A container is divided into two chambers by a partition.

Question:

A container is divided into two chambers by a partition. The volume of first chamber is $4.5$ litre and second chamber is $5.5$ litre. The first chamber contain $3.0$ moles of gas at pressure $2.0 \mathrm{~atm}$ and second chamber contain $4.0$ moles of gas at pressure $3.0 \mathrm{~atm}$. After the partition is removed and the mixture attains equilibrium, then, the common equilibrium pressure existing in the mixture is $\mathrm{x} \times 10^{-1}$ atm. Value of $\mathrm{x}$ is

Solution:

(25)

◇ ◇ ◇

Exercise A
Reproduce the records word for word, starting from their first line and ending with the line containing "series-label: 0 — [513, 212, 519, 224]".

◇ ◇ ◇

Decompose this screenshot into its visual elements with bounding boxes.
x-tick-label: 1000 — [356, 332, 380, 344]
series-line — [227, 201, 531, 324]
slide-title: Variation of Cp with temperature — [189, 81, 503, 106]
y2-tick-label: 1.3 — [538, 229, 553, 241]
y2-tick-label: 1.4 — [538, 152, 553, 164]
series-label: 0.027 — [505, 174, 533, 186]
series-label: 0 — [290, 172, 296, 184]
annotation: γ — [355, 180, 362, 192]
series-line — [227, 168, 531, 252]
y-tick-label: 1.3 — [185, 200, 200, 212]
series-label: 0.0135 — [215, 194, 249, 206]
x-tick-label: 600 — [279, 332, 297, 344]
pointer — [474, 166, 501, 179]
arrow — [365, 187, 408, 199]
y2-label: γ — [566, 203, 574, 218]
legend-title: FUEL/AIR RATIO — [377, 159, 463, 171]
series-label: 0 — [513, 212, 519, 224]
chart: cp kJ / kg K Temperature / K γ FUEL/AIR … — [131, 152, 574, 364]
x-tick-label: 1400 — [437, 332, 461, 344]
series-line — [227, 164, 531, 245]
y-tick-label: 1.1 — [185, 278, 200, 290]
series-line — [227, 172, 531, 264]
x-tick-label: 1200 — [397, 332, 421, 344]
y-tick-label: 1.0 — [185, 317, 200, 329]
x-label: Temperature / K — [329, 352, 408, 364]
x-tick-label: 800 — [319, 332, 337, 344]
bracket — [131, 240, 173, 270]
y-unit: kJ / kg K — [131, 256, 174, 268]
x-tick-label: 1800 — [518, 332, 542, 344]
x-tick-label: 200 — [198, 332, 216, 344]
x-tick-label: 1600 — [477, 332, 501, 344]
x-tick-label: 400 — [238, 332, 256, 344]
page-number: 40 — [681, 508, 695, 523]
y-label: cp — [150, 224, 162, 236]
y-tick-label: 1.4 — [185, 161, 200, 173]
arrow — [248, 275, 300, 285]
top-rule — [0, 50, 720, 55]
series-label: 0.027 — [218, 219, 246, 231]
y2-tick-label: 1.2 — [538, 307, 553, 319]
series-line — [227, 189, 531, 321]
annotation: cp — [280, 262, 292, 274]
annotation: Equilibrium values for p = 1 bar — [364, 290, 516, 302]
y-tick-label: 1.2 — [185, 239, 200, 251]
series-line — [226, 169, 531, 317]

◇ ◇ ◇

Exercise B
In the gas-mixture problem, what pressure does the gas in the second chamber have before the partition is removed?

Full output A
Decompose this screenshot into its visual elements with bounding boxes.
x-tick-label: 1000 — [356, 332, 380, 344]
series-line — [227, 201, 531, 324]
slide-title: Variation of Cp with temperature — [189, 81, 503, 106]
y2-tick-label: 1.3 — [538, 229, 553, 241]
y2-tick-label: 1.4 — [538, 152, 553, 164]
series-label: 0.027 — [505, 174, 533, 186]
series-label: 0 — [290, 172, 296, 184]
annotation: γ — [355, 180, 362, 192]
series-line — [227, 168, 531, 252]
y-tick-label: 1.3 — [185, 200, 200, 212]
series-label: 0.0135 — [215, 194, 249, 206]
x-tick-label: 600 — [279, 332, 297, 344]
pointer — [474, 166, 501, 179]
arrow — [365, 187, 408, 199]
y2-label: γ — [566, 203, 574, 218]
legend-title: FUEL/AIR RATIO — [377, 159, 463, 171]
series-label: 0 — [513, 212, 519, 224]

Full output B
3.0 atm